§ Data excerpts
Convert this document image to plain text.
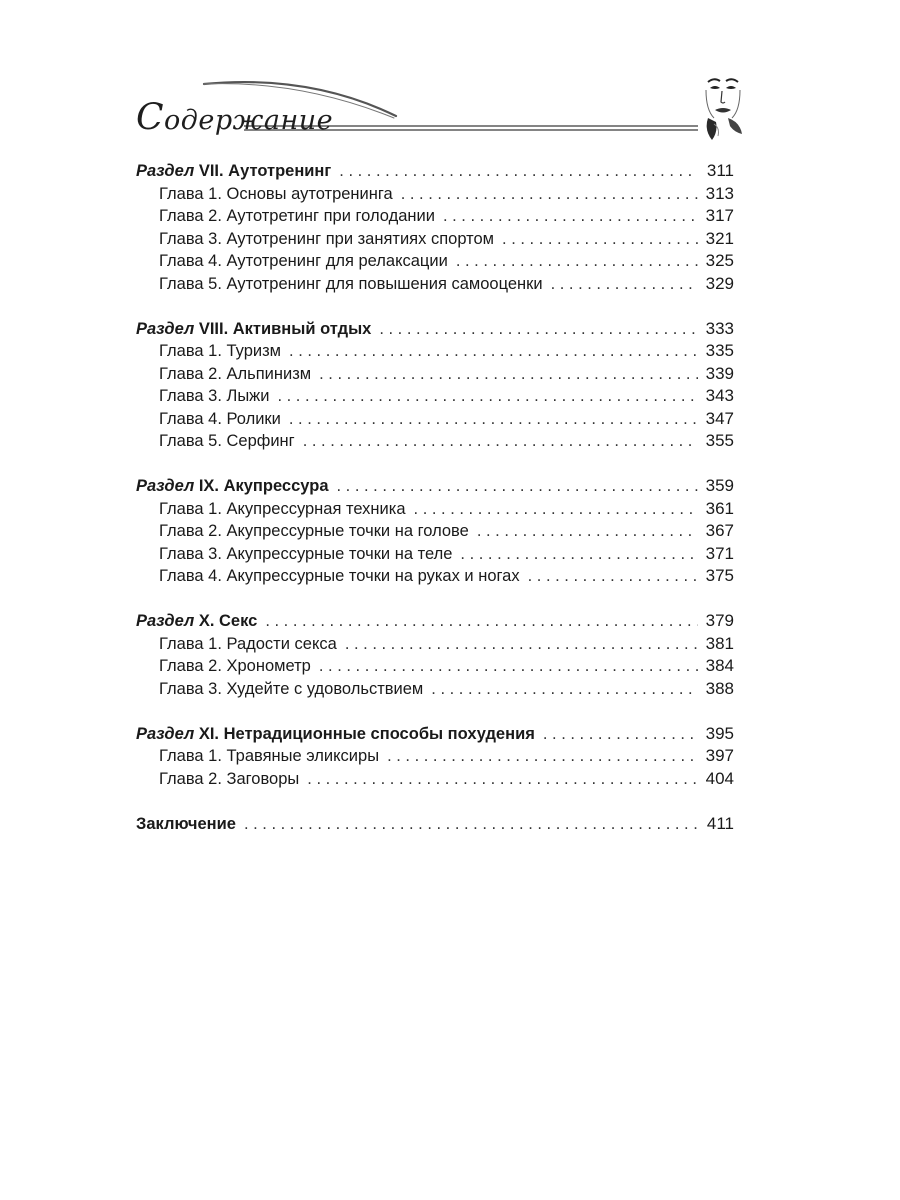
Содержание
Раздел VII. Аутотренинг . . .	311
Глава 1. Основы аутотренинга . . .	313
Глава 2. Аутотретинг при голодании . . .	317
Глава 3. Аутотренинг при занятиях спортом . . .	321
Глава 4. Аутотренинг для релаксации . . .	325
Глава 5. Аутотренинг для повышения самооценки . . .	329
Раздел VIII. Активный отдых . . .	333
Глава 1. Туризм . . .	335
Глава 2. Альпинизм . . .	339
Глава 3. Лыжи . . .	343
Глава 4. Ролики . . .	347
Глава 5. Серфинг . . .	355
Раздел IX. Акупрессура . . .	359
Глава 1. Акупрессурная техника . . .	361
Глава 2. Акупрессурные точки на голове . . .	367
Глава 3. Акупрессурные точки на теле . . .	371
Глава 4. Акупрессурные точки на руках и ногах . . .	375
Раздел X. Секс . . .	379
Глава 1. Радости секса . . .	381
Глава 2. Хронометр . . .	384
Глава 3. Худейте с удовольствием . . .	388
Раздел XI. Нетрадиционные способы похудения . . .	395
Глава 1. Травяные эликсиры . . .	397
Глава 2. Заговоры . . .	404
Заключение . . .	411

§ WORK REQUIRED
For the records above, state how many lines include the string "Акупрессурные", giving the number and nothing else.

§ RESPONSE
3